• Challenges:
1. Which six variable names does the notebook excerpt assign from the output of the train_test_split call?
2. From the notebook excerpt, extract the passage starting with "Also take a" and going on through "sns.countplot(x=dataset.target)".

Target and treatment

Also take a look at target and treatment.

In [8]:
sns.countplot(x=dataset.treatment)
Out[8]:
<matplotlib.axes._subplots.AxesSubplot at 0x7fbedb888650>
In [9]:
dataset.treatment.value_counts()
Out[9]:
1    11882655
0     2096937
Name: treatment, dtype: Int64
In [10]:
sns.countplot(x=dataset.target)
Out[10]:
<matplotlib.axes._subplots.AxesSubplot at 0x7fbe8b106b90>
In [11]:
dataset.target.value_counts()
Out[11]:
0    13322663
1      656929
Name: visit, dtype: Int64
In [12]:
pd.crosstab(dataset.treatment, dataset.target, normalize='index')
Out[12]:
visit 0 1
treatment
0 0.961799 0.038201
1 0.951457 0.048543

Just note that the target and treatment groups are not balanced.

Simple baseline

Optimizing the size of the dataset for low memory environment.

In [13]:
for c in dataset.data.columns:
    dataset.data[c] = pd.to_numeric(dataset.data[c], downcast='float')
In [14]:
dataset.treatment = dataset.treatment.astype('int8')
dataset.target = dataset.target.astype('int8')

In a binary classification problem definition we stratify train set by splitting target 0/1 column. In uplift modeling we have two columns instead of one.

In [15]:
stratify_cols = pd.concat([dataset.treatment, dataset.target], axis=1)

X_train, X_val, trmnt_train, trmnt_val, y_train, y_val = train_test_split(
    dataset.data,
    dataset.treatment,
    dataset.target,
    stratify=stratify_cols,
    test_size=0.3,
    random_state=31
)

print(f"Train shape: {X_train.shape}")
print(f"Validation shape: {X_val.shape}")
Train shape: (9785714, 12)
Validation shape: (4193878, 12)
In [16]:
treatment_model = lgb.LGBMClassifier(random_state=31)
control_model = lgb.LGBMClassifier(random_state=31)
tm = TwoModels(estimator_trmnt = treatment_model, estimator_ctrl = control_model, method='vanilla')
In [17]:
tm = tm.fit(X_train, y_train, trmnt_train)
In [18]:
uplift_tm = tm.predict(X_val)
In [19]:
# AUQC = area under Qini curve = Qini coefficient
auqc = qini_auc_score(y_val, uplift_tm, trmnt_val) 
print(f"Qini coefficient on full data: {auqc:.4f}")
Qini coefficient on full data: 0.0848
In [20]:
# with ideal Qini curve (red line)
# perfect=True

plot_qini_curve(y_val, uplift_tm, trmnt_val, perfect=True);

• Recorded data:
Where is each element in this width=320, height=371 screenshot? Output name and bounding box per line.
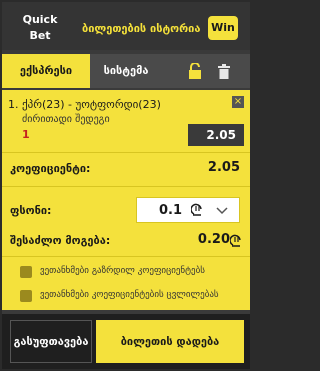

• Outputs for the tasks:
1. X_train, X_val, trmnt_train, trmnt_val, y_train, y_val

2.
Also take a look at target and treatment.

In [8]:
sns.countplot(x=dataset.treatment)
Out[8]:
<matplotlib.axes._subplots.AxesSubplot at 0x7fbedb888650>
In [9]:
dataset.treatment.value_counts()
Out[9]:
1    11882655
0     2096937
Name: treatment, dtype: Int64
In [10]:
sns.countplot(x=dataset.target)